--- start ---

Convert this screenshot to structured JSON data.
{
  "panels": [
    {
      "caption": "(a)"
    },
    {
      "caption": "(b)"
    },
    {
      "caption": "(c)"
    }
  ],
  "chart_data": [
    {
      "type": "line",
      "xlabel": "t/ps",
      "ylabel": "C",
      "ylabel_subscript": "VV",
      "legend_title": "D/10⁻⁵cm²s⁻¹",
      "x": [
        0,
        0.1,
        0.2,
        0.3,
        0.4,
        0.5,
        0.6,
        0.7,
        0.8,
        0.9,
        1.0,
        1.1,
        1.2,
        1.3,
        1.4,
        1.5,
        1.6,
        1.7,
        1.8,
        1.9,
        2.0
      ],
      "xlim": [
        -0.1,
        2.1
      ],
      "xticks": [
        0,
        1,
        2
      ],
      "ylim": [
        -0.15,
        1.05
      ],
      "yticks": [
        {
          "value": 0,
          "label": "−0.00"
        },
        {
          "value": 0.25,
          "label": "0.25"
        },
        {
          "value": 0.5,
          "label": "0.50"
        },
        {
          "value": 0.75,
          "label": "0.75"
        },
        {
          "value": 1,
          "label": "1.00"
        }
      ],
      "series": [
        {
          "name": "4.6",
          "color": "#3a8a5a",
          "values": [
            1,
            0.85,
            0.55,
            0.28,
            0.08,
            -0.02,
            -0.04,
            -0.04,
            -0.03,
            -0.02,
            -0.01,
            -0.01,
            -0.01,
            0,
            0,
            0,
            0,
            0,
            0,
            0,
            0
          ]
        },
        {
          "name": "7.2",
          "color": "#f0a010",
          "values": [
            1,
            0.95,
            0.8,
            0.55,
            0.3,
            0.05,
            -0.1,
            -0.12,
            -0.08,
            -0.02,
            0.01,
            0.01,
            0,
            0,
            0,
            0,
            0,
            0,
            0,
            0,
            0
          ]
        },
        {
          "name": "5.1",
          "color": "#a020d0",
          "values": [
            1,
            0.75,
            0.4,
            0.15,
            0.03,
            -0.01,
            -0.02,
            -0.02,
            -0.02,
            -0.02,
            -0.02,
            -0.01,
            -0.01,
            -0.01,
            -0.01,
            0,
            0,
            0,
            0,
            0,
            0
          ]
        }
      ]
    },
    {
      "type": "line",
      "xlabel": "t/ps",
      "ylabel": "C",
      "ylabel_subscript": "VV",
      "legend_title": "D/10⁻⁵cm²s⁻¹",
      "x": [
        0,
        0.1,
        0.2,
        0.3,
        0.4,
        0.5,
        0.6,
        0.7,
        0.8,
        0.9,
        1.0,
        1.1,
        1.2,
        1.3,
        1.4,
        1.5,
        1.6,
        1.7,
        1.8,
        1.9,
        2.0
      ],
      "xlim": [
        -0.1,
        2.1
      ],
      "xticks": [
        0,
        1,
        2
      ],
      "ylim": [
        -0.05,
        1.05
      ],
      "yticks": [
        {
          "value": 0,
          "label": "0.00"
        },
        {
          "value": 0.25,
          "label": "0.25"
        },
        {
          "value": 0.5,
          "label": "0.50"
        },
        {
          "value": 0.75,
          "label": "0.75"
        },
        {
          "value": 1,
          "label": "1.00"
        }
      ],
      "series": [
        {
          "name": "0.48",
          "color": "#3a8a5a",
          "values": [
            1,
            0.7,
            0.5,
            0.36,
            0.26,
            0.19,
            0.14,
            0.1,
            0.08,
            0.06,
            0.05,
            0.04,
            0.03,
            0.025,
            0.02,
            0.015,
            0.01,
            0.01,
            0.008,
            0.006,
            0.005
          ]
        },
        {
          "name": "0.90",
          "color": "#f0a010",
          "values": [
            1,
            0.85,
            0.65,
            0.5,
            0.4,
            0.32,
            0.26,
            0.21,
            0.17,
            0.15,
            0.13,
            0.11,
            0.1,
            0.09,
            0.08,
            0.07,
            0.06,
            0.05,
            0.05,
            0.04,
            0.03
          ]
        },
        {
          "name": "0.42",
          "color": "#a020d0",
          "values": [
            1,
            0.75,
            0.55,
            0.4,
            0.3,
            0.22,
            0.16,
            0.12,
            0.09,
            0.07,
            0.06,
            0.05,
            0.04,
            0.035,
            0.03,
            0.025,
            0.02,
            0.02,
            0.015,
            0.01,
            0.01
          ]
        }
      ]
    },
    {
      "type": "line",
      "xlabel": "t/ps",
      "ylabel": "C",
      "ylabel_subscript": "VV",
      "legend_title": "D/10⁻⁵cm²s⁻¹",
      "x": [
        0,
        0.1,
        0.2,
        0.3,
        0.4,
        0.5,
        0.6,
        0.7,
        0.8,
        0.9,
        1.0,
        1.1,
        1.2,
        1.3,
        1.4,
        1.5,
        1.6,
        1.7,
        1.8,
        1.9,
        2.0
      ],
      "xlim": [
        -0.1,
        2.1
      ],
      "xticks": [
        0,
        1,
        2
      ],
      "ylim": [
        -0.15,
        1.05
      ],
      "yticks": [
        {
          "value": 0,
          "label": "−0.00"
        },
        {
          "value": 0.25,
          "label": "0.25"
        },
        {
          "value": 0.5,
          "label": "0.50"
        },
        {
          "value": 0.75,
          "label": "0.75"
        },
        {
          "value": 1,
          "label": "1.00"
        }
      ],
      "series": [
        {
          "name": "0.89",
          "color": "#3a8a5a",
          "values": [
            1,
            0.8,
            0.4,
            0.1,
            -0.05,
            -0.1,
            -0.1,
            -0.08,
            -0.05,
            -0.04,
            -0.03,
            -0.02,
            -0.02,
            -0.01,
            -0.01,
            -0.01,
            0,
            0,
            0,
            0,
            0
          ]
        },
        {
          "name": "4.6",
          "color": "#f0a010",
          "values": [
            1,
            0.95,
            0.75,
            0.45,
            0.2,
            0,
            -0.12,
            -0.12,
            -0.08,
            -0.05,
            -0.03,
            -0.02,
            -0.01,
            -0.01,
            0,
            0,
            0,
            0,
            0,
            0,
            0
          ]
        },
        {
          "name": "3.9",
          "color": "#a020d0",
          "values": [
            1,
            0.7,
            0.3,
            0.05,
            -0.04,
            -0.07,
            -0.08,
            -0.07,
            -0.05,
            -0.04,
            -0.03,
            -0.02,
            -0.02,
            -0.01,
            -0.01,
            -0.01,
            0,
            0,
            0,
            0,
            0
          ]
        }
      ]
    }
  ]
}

--- end ---

> Exercise
Repeat all the records. Match each line exactly.

> Solution to the problem
Convert this screenshot to structured JSON data.
{
  "panels": [
    {
      "caption": "(a)"
    },
    {
      "caption": "(b)"
    },
    {
      "caption": "(c)"
    }
  ],
  "chart_data": [
    {
      "type": "line",
      "xlabel": "t/ps",
      "ylabel": "C",
      "ylabel_subscript": "VV",
      "legend_title": "D/10⁻⁵cm²s⁻¹",
      "x": [
        0,
        0.1,
        0.2,
        0.3,
        0.4,
        0.5,
        0.6,
        0.7,
        0.8,
        0.9,
        1.0,
        1.1,
        1.2,
        1.3,
        1.4,
        1.5,
        1.6,
        1.7,
        1.8,
        1.9,
        2.0
      ],
      "xlim": [
        -0.1,
        2.1
      ],
      "xticks": [
        0,
        1,
        2
      ],
      "ylim": [
        -0.15,
        1.05
      ],
      "yticks": [
        {
          "value": 0,
          "label": "−0.00"
        },
        {
          "value": 0.25,
          "label": "0.25"
        },
        {
          "value": 0.5,
          "label": "0.50"
        },
        {
          "value": 0.75,
          "label": "0.75"
        },
        {
          "value": 1,
          "label": "1.00"
        }
      ],
      "series": [
        {
          "name": "4.6",
          "color": "#3a8a5a",
          "values": [
            1,
            0.85,
            0.55,
            0.28,
            0.08,
            -0.02,
            -0.04,
            -0.04,
            -0.03,
            -0.02,
            -0.01,
            -0.01,
            -0.01,
            0,
            0,
            0,
            0,
            0,
            0,
            0,
            0
          ]
        },
        {
          "name": "7.2",
          "color": "#f0a010",
          "values": [
            1,
            0.95,
            0.8,
            0.55,
            0.3,
            0.05,
            -0.1,
            -0.12,
            -0.08,
            -0.02,
            0.01,
            0.01,
            0,
            0,
            0,
            0,
            0,
            0,
            0,
            0,
            0
          ]
        },
        {
          "name": "5.1",
          "color": "#a020d0",
          "values": [
            1,
            0.75,
            0.4,
            0.15,
            0.03,
            -0.01,
            -0.02,
            -0.02,
            -0.02,
            -0.02,
            -0.02,
            -0.01,
            -0.01,
            -0.01,
            -0.01,
            0,
            0,
            0,
            0,
            0,
            0
          ]
        }
      ]
    },
    {
      "type": "line",
      "xlabel": "t/ps",
      "ylabel": "C",
      "ylabel_subscript": "VV",
      "legend_title": "D/10⁻⁵cm²s⁻¹",
      "x": [
        0,
        0.1,
        0.2,
        0.3,
        0.4,
        0.5,
        0.6,
        0.7,
        0.8,
        0.9,
        1.0,
        1.1,
        1.2,
        1.3,
        1.4,
        1.5,
        1.6,
        1.7,
        1.8,
        1.9,
        2.0
      ],
      "xlim": [
        -0.1,
        2.1
      ],
      "xticks": [
        0,
        1,
        2
      ],
      "ylim": [
        -0.05,
        1.05
      ],
      "yticks": [
        {
          "value": 0,
          "label": "0.00"
        },
        {
          "value": 0.25,
          "label": "0.25"
        },
        {
          "value": 0.5,
          "label": "0.50"
        },
        {
          "value": 0.75,
          "label": "0.75"
        },
        {
          "value": 1,
          "label": "1.00"
        }
      ],
      "series": [
        {
          "name": "0.48",
          "color": "#3a8a5a",
          "values": [
            1,
            0.7,
            0.5,
            0.36,
            0.26,
            0.19,
            0.14,
            0.1,
            0.08,
            0.06,
            0.05,
            0.04,
            0.03,
            0.025,
            0.02,
            0.015,
            0.01,
            0.01,
            0.008,
            0.006,
            0.005
          ]
        },
        {
          "name": "0.90",
          "color": "#f0a010",
          "values": [
            1,
            0.85,
            0.65,
            0.5,
            0.4,
            0.32,
            0.26,
            0.21,
            0.17,
            0.15,
            0.13,
            0.11,
            0.1,
            0.09,
            0.08,
            0.07,
            0.06,
            0.05,
            0.05,
            0.04,
            0.03
          ]
        },
        {
          "name": "0.42",
          "color": "#a020d0",
          "values": [
            1,
            0.75,
            0.55,
            0.4,
            0.3,
            0.22,
            0.16,
            0.12,
            0.09,
            0.07,
            0.06,
            0.05,
            0.04,
            0.035,
            0.03,
            0.025,
            0.02,
            0.02,
            0.015,
            0.01,
            0.01
          ]
        }
      ]
    },
    {
      "type": "line",
      "xlabel": "t/ps",
      "ylabel": "C",
      "ylabel_subscript": "VV",
      "legend_title": "D/10⁻⁵cm²s⁻¹",
      "x": [
        0,
        0.1,
        0.2,
        0.3,
        0.4,
        0.5,
        0.6,
        0.7,
        0.8,
        0.9,
        1.0,
        1.1,
        1.2,
        1.3,
        1.4,
        1.5,
        1.6,
        1.7,
        1.8,
        1.9,
        2.0
      ],
      "xlim": [
        -0.1,
        2.1
      ],
      "xticks": [
        0,
        1,
        2
      ],
      "ylim": [
        -0.15,
        1.05
      ],
      "yticks": [
        {
          "value": 0,
          "label": "−0.00"
        },
        {
          "value": 0.25,
          "label": "0.25"
        },
        {
          "value": 0.5,
          "label": "0.50"
        },
        {
          "value": 0.75,
          "label": "0.75"
        },
        {
          "value": 1,
          "label": "1.00"
        }
      ],
      "series": [
        {
          "name": "0.89",
          "color": "#3a8a5a",
          "values": [
            1,
            0.8,
            0.4,
            0.1,
            -0.05,
            -0.1,
            -0.1,
            -0.08,
            -0.05,
            -0.04,
            -0.03,
            -0.02,
            -0.02,
            -0.01,
            -0.01,
            -0.01,
            0,
            0,
            0,
            0,
            0
          ]
        },
        {
          "name": "4.6",
          "color": "#f0a010",
          "values": [
            1,
            0.95,
            0.75,
            0.45,
            0.2,
            0,
            -0.12,
            -0.12,
            -0.08,
            -0.05,
            -0.03,
            -0.02,
            -0.01,
            -0.01,
            0,
            0,
            0,
            0,
            0,
            0,
            0
          ]
        },
        {
          "name": "3.9",
          "color": "#a020d0",
          "values": [
            1,
            0.7,
            0.3,
            0.05,
            -0.04,
            -0.07,
            -0.08,
            -0.07,
            -0.05,
            -0.04,
            -0.03,
            -0.02,
            -0.02,
            -0.01,
            -0.01,
            -0.01,
            0,
            0,
            0,
            0,
            0
          ]
        }
      ]
    }
  ]
}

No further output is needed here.